### Task description
Copy the material that follows word for word and omit its pictures.

--------

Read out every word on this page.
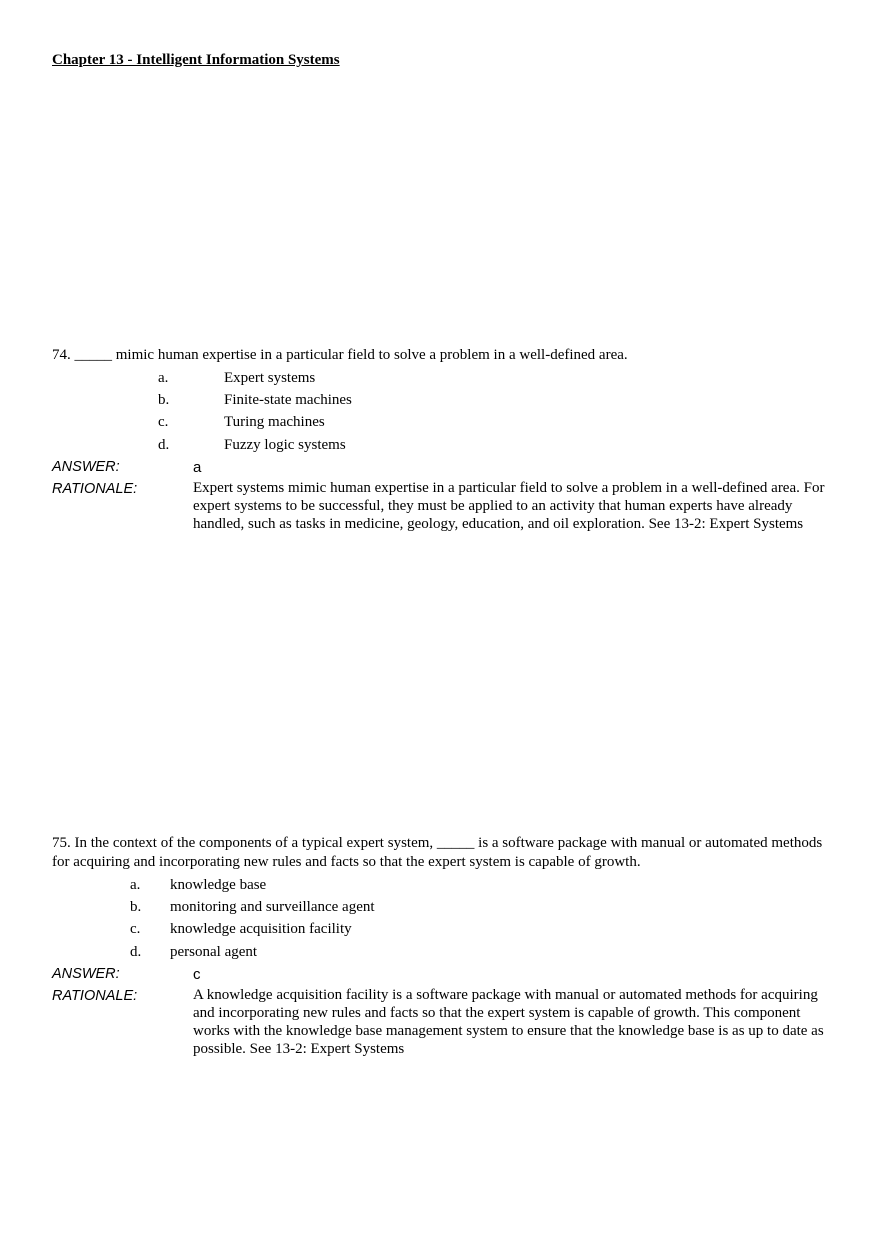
Chapter 13 - Intelligent Information Systems

74. _____ mimic human expertise in a particular field to solve a problem in a well-defined area.

a.	Expert systems
b.	Finite-state machines
c.	Turing machines
d.	Fuzzy logic systems
ANSWER:	a
RATIONALE:	Expert systems mimic human expertise in a particular field to solve a problem in a well-defined area. For expert systems to be successful, they must be applied to an activity that human experts have already handled, such as tasks in medicine, geology, education, and oil exploration. See 13-2: Expert Systems

75. In the context of the components of a typical expert system, _____ is a software package with manual or automated methods for acquiring and incorporating new rules and facts so that the expert system is capable of growth.

a.	knowledge base
b.	monitoring and surveillance agent
c.	knowledge acquisition facility
d.	personal agent
ANSWER:	c
RATIONALE:	A knowledge acquisition facility is a software package with manual or automated methods for acquiring and incorporating new rules and facts so that the expert system is capable of growth. This component works with the knowledge base management system to ensure that the knowledge base is as up to date as possible. See 13-2: Expert Systems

--------

### Exercise answer
Read out every word on this page.
Chapter 13 - Intelligent Information Systems

74. _____ mimic human expertise in a particular field to solve a problem in a well-defined area.

a.	Expert systems
b.	Finite-state machines
c.	Turing machines
d.	Fuzzy logic systems
ANSWER:	a
RATIONALE:	Expert systems mimic human expertise in a particular field to solve a problem in a well-defined area. For expert systems to be successful, they must be applied to an activity that human experts have already handled, such as tasks in medicine, geology, education, and oil exploration. See 13-2: Expert Systems

75. In the context of the components of a typical expert system, _____ is a software package with manual or automated methods for acquiring and incorporating new rules and facts so that the expert system is capable of growth.

a.	knowledge base
b.	monitoring and surveillance agent
c.	knowledge acquisition facility
d.	personal agent
ANSWER:	c
RATIONALE:	A knowledge acquisition facility is a software package with manual or automated methods for acquiring and incorporating new rules and facts so that the expert system is capable of growth. This component works with the knowledge base management system to ensure that the knowledge base is as up to date as possible. See 13-2: Expert Systems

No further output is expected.